[Stored data entries]
▼
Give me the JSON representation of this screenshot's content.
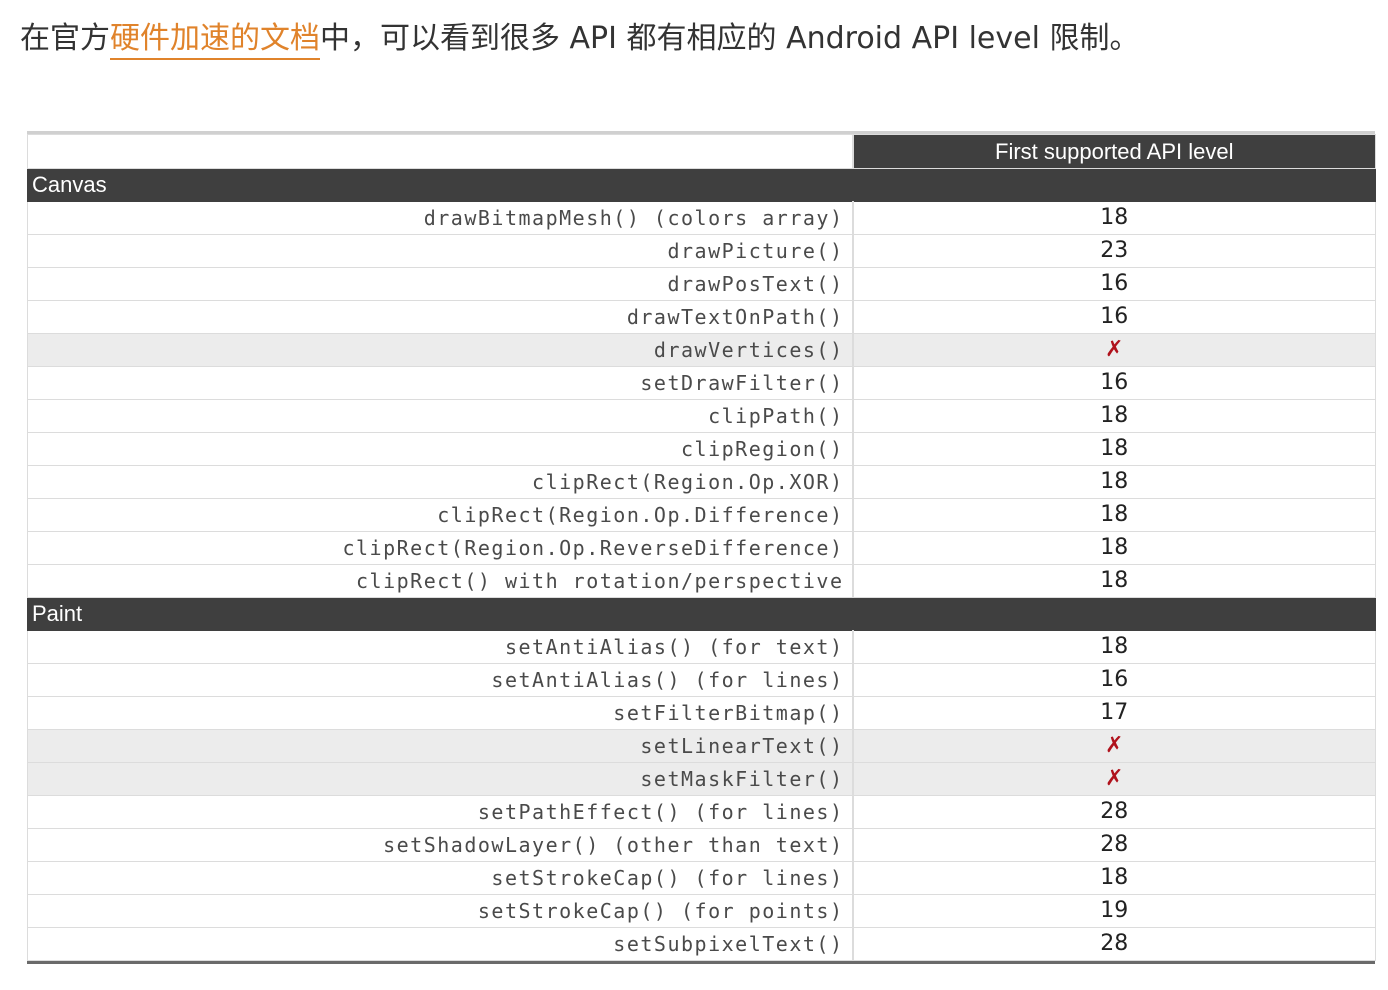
{
  "intro": {
    "before": "在官方",
    "link": "硬件加速的文档",
    "after": "中，可以看到很多 API 都有相应的 Android API level 限制。"
  },
  "table": {
    "header": "First supported API level",
    "sections": [
      {
        "name": "Canvas",
        "rows": [
          {
            "api": "drawBitmapMesh() (colors array)",
            "level": "18",
            "supported": true
          },
          {
            "api": "drawPicture()",
            "level": "23",
            "supported": true
          },
          {
            "api": "drawPosText()",
            "level": "16",
            "supported": true
          },
          {
            "api": "drawTextOnPath()",
            "level": "16",
            "supported": true
          },
          {
            "api": "drawVertices()",
            "level": "✗",
            "supported": false
          },
          {
            "api": "setDrawFilter()",
            "level": "16",
            "supported": true
          },
          {
            "api": "clipPath()",
            "level": "18",
            "supported": true
          },
          {
            "api": "clipRegion()",
            "level": "18",
            "supported": true
          },
          {
            "api": "clipRect(Region.Op.XOR)",
            "level": "18",
            "supported": true
          },
          {
            "api": "clipRect(Region.Op.Difference)",
            "level": "18",
            "supported": true
          },
          {
            "api": "clipRect(Region.Op.ReverseDifference)",
            "level": "18",
            "supported": true
          },
          {
            "api": "clipRect() with rotation/perspective",
            "level": "18",
            "supported": true
          }
        ]
      },
      {
        "name": "Paint",
        "rows": [
          {
            "api": "setAntiAlias() (for text)",
            "level": "18",
            "supported": true
          },
          {
            "api": "setAntiAlias() (for lines)",
            "level": "16",
            "supported": true
          },
          {
            "api": "setFilterBitmap()",
            "level": "17",
            "supported": true
          },
          {
            "api": "setLinearText()",
            "level": "✗",
            "supported": false
          },
          {
            "api": "setMaskFilter()",
            "level": "✗",
            "supported": false
          },
          {
            "api": "setPathEffect() (for lines)",
            "level": "28",
            "supported": true
          },
          {
            "api": "setShadowLayer() (other than text)",
            "level": "28",
            "supported": true
          },
          {
            "api": "setStrokeCap() (for lines)",
            "level": "18",
            "supported": true
          },
          {
            "api": "setStrokeCap() (for points)",
            "level": "19",
            "supported": true
          },
          {
            "api": "setSubpixelText()",
            "level": "28",
            "supported": true
          }
        ]
      }
    ]
  }
}
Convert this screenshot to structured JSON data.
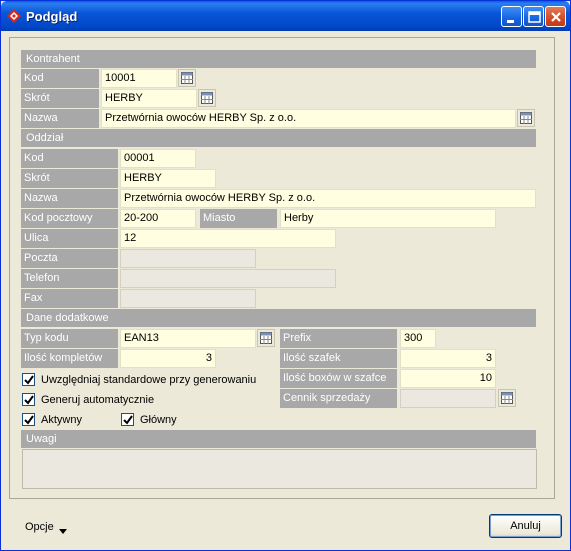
{
  "window": {
    "title": "Podgląd",
    "title_color": "#0a56d8"
  },
  "kontrahent": {
    "header": "Kontrahent",
    "kod_label": "Kod",
    "kod_value": "10001",
    "skrot_label": "Skrót",
    "skrot_value": "HERBY",
    "nazwa_label": "Nazwa",
    "nazwa_value": "Przetwórnia owoców HERBY Sp. z o.o."
  },
  "oddzial": {
    "header": "Oddział",
    "kod_label": "Kod",
    "kod_value": "00001",
    "skrot_label": "Skrót",
    "skrot_value": "HERBY",
    "nazwa_label": "Nazwa",
    "nazwa_value": "Przetwórnia owoców HERBY Sp. z o.o.",
    "kod_pocztowy_label": "Kod pocztowy",
    "kod_pocztowy_value": "20-200",
    "miasto_label": "Miasto",
    "miasto_value": "Herby",
    "ulica_label": "Ulica",
    "ulica_value": "12",
    "poczta_label": "Poczta",
    "poczta_value": "",
    "telefon_label": "Telefon",
    "telefon_value": "",
    "fax_label": "Fax",
    "fax_value": ""
  },
  "dane_dodatkowe": {
    "header": "Dane dodatkowe",
    "typ_kodu_label": "Typ kodu",
    "typ_kodu_value": "EAN13",
    "ilosc_kompletow_label": "Ilość kompletów",
    "ilosc_kompletow_value": "3",
    "prefix_label": "Prefix",
    "prefix_value": "300",
    "ilosc_szafek_label": "Ilość szafek",
    "ilosc_szafek_value": "3",
    "ilosc_boxow_label": "Ilość boxów w szafce",
    "ilosc_boxow_value": "10",
    "cennik_label": "Cennik sprzedaży",
    "cennik_value": "",
    "checkboxes": {
      "uwzgledniaj_label": "Uwzględniaj standardowe przy generowaniu",
      "uwzgledniaj_checked": true,
      "generuj_label": "Generuj automatycznie",
      "generuj_checked": true,
      "aktywny_label": "Aktywny",
      "aktywny_checked": true,
      "glowny_label": "Główny",
      "glowny_checked": true
    }
  },
  "uwagi": {
    "header": "Uwagi",
    "value": ""
  },
  "footer": {
    "opcje_label": "Opcje",
    "anuluj_label": "Anuluj"
  },
  "icons": {
    "title": "app-logo-icon",
    "picker": "calendar-table-icon",
    "dropdown": "triangle-down-icon"
  },
  "colors": {
    "label_bg": "#a8a8a8",
    "input_bg": "#fffee0",
    "panel_bg": "#ece9d8"
  }
}
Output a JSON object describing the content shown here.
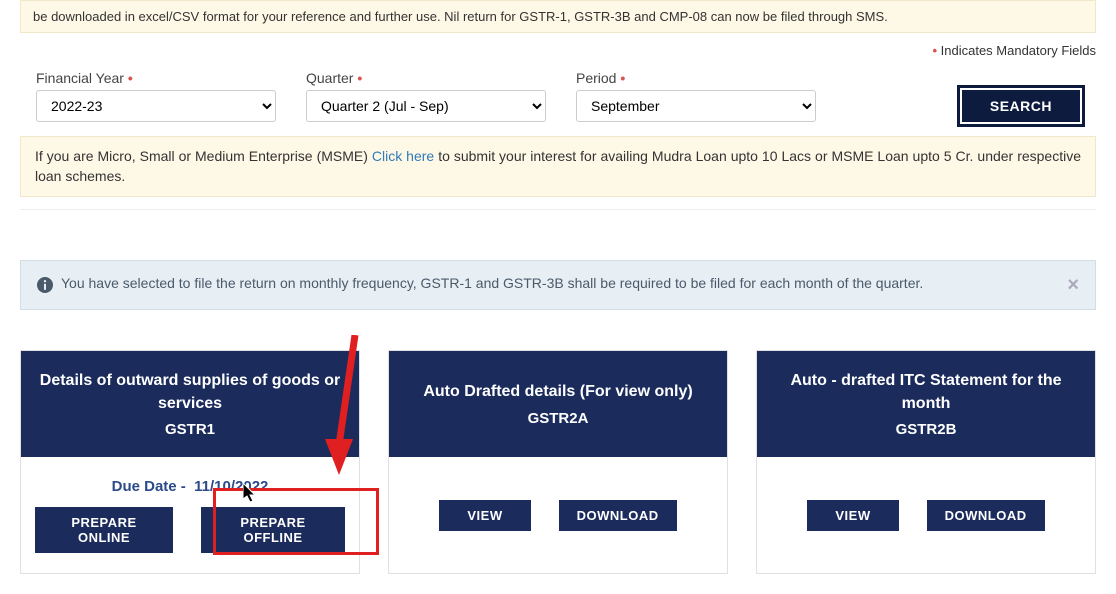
▲
PROBLEM DESCRIPTION: Write out the records above once more, word for word, with no pictures.

SOLUTION TO THIS EXERCISE:
Give me the JSON representation of this screenshot's content.
{
  "intro": {
    "before": "在官方",
    "link": "硬件加速的文档",
    "after": "中，可以看到很多 API 都有相应的 Android API level 限制。"
  },
  "table": {
    "header": "First supported API level",
    "sections": [
      {
        "name": "Canvas",
        "rows": [
          {
            "api": "drawBitmapMesh() (colors array)",
            "level": "18",
            "supported": true
          },
          {
            "api": "drawPicture()",
            "level": "23",
            "supported": true
          },
          {
            "api": "drawPosText()",
            "level": "16",
            "supported": true
          },
          {
            "api": "drawTextOnPath()",
            "level": "16",
            "supported": true
          },
          {
            "api": "drawVertices()",
            "level": "✗",
            "supported": false
          },
          {
            "api": "setDrawFilter()",
            "level": "16",
            "supported": true
          },
          {
            "api": "clipPath()",
            "level": "18",
            "supported": true
          },
          {
            "api": "clipRegion()",
            "level": "18",
            "supported": true
          },
          {
            "api": "clipRect(Region.Op.XOR)",
            "level": "18",
            "supported": true
          },
          {
            "api": "clipRect(Region.Op.Difference)",
            "level": "18",
            "supported": true
          },
          {
            "api": "clipRect(Region.Op.ReverseDifference)",
            "level": "18",
            "supported": true
          },
          {
            "api": "clipRect() with rotation/perspective",
            "level": "18",
            "supported": true
          }
        ]
      },
      {
        "name": "Paint",
        "rows": [
          {
            "api": "setAntiAlias() (for text)",
            "level": "18",
            "supported": true
          },
          {
            "api": "setAntiAlias() (for lines)",
            "level": "16",
            "supported": true
          },
          {
            "api": "setFilterBitmap()",
            "level": "17",
            "supported": true
          },
          {
            "api": "setLinearText()",
            "level": "✗",
            "supported": false
          },
          {
            "api": "setMaskFilter()",
            "level": "✗",
            "supported": false
          },
          {
            "api": "setPathEffect() (for lines)",
            "level": "28",
            "supported": true
          },
          {
            "api": "setShadowLayer() (other than text)",
            "level": "28",
            "supported": true
          },
          {
            "api": "setStrokeCap() (for lines)",
            "level": "18",
            "supported": true
          },
          {
            "api": "setStrokeCap() (for points)",
            "level": "19",
            "supported": true
          },
          {
            "api": "setSubpixelText()",
            "level": "28",
            "supported": true
          }
        ]
      }
    ]
  }
}
Convert this screenshot to structured JSON data.
{
  "window": {
    "title": "Podgląd",
    "title_color": "#0a56d8"
  },
  "kontrahent": {
    "header": "Kontrahent",
    "kod_label": "Kod",
    "kod_value": "10001",
    "skrot_label": "Skrót",
    "skrot_value": "HERBY",
    "nazwa_label": "Nazwa",
    "nazwa_value": "Przetwórnia owoców HERBY Sp. z o.o."
  },
  "oddzial": {
    "header": "Oddział",
    "kod_label": "Kod",
    "kod_value": "00001",
    "skrot_label": "Skrót",
    "skrot_value": "HERBY",
    "nazwa_label": "Nazwa",
    "nazwa_value": "Przetwórnia owoców HERBY Sp. z o.o.",
    "kod_pocztowy_label": "Kod pocztowy",
    "kod_pocztowy_value": "20-200",
    "miasto_label": "Miasto",
    "miasto_value": "Herby",
    "ulica_label": "Ulica",
    "ulica_value": "12",
    "poczta_label": "Poczta",
    "poczta_value": "",
    "telefon_label": "Telefon",
    "telefon_value": "",
    "fax_label": "Fax",
    "fax_value": ""
  },
  "dane_dodatkowe": {
    "header": "Dane dodatkowe",
    "typ_kodu_label": "Typ kodu",
    "typ_kodu_value": "EAN13",
    "ilosc_kompletow_label": "Ilość kompletów",
    "ilosc_kompletow_value": "3",
    "prefix_label": "Prefix",
    "prefix_value": "300",
    "ilosc_szafek_label": "Ilość szafek",
    "ilosc_szafek_value": "3",
    "ilosc_boxow_label": "Ilość boxów w szafce",
    "ilosc_boxow_value": "10",
    "cennik_label": "Cennik sprzedaży",
    "cennik_value": "",
    "checkboxes": {
      "uwzgledniaj_label": "Uwzględniaj standardowe przy generowaniu",
      "uwzgledniaj_checked": true,
      "generuj_label": "Generuj automatycznie",
      "generuj_checked": true,
      "aktywny_label": "Aktywny",
      "aktywny_checked": true,
      "glowny_label": "Główny",
      "glowny_checked": true
    }
  },
  "uwagi": {
    "header": "Uwagi",
    "value": ""
  },
  "footer": {
    "opcje_label": "Opcje",
    "anuluj_label": "Anuluj"
  },
  "icons": {
    "title": "app-logo-icon",
    "picker": "calendar-table-icon",
    "dropdown": "triangle-down-icon"
  },
  "colors": {
    "label_bg": "#a8a8a8",
    "input_bg": "#fffee0",
    "panel_bg": "#ece9d8"
  }
}
Output a JSON object describing the content shown here.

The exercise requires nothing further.